## START RAW RECORDS
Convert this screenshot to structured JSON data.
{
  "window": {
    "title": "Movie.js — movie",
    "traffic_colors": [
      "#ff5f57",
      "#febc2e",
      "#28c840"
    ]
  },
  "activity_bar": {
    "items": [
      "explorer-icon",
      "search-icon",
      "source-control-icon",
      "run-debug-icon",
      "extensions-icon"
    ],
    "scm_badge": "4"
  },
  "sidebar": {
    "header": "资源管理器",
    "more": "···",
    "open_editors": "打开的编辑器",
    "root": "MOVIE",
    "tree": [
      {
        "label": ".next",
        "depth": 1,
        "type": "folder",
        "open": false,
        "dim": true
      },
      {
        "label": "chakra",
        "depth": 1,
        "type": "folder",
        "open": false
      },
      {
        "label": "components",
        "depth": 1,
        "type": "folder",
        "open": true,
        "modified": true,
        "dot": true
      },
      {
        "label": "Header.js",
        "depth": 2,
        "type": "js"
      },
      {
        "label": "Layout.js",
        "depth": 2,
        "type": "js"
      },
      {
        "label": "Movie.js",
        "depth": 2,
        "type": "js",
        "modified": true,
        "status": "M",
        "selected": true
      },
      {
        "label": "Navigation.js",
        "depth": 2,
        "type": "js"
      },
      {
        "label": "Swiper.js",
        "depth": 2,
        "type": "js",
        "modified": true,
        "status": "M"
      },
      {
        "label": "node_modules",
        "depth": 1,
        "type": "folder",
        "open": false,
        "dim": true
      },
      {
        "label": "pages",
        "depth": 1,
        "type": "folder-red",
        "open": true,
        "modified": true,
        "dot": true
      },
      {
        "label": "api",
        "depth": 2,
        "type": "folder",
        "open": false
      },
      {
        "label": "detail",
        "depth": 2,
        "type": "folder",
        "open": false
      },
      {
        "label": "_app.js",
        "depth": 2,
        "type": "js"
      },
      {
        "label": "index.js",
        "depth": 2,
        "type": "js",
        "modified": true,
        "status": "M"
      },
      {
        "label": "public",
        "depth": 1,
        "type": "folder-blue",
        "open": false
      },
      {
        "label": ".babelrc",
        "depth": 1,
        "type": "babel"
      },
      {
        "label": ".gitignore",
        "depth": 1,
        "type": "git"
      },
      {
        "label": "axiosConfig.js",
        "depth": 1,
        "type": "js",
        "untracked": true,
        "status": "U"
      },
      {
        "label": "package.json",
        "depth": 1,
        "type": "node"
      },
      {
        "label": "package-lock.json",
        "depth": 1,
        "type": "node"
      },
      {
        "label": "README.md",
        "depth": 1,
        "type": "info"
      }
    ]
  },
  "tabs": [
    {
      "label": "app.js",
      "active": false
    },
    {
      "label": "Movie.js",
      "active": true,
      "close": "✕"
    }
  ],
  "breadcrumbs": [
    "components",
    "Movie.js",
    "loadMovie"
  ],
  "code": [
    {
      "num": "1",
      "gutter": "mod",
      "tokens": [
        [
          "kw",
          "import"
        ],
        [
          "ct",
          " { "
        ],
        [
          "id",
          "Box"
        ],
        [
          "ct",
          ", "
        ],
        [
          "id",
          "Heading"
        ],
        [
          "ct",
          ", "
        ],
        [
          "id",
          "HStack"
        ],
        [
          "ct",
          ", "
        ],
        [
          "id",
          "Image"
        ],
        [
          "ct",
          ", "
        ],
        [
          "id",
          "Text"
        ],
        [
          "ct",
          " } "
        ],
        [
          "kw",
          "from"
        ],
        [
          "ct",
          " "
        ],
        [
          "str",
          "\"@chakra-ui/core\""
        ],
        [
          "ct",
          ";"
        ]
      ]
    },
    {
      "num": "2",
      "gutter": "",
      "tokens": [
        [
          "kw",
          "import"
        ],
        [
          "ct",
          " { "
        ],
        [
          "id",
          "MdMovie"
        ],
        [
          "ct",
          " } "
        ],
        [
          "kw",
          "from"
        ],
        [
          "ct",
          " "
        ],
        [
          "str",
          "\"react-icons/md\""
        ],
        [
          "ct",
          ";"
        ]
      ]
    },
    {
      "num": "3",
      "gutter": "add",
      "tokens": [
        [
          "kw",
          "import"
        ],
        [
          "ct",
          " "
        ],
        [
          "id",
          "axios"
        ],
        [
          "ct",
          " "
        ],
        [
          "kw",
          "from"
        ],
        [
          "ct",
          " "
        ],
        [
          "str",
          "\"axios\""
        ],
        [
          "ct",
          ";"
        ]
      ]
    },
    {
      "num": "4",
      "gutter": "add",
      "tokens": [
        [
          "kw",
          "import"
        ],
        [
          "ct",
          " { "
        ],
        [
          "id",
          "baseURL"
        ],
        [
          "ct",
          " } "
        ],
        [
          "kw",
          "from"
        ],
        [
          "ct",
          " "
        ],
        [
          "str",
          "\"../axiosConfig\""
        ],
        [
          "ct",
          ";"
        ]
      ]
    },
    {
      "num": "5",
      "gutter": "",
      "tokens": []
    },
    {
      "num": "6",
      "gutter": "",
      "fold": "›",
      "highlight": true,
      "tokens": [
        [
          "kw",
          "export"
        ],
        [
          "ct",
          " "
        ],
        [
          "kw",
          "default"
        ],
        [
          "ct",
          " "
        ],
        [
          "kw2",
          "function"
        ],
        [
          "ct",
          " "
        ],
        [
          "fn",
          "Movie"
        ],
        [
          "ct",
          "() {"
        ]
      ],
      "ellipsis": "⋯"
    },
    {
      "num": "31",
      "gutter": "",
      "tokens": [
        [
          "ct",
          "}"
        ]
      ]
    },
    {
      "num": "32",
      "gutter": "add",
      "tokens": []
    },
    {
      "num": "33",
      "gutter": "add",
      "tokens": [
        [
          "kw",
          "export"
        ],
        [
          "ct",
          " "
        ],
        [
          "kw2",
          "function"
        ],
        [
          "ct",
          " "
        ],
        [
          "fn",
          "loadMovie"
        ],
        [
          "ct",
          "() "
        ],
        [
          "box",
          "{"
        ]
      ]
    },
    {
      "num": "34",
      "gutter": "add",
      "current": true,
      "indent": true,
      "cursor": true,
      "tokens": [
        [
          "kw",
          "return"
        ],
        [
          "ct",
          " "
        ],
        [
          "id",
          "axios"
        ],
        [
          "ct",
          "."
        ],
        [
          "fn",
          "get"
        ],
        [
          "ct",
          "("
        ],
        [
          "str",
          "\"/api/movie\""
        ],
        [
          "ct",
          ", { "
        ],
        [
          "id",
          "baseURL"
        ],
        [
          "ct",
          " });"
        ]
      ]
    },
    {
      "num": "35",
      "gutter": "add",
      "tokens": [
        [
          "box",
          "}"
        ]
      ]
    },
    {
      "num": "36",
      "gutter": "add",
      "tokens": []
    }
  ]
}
## END RAW RECORDS
*GOAL OF THE EXERCISE:*
Select every line above that contains the word "package", and copy it.

*OUTPUT OF THE EXERCISE:*
        "label": "package.json",
        "label": "package-lock.json",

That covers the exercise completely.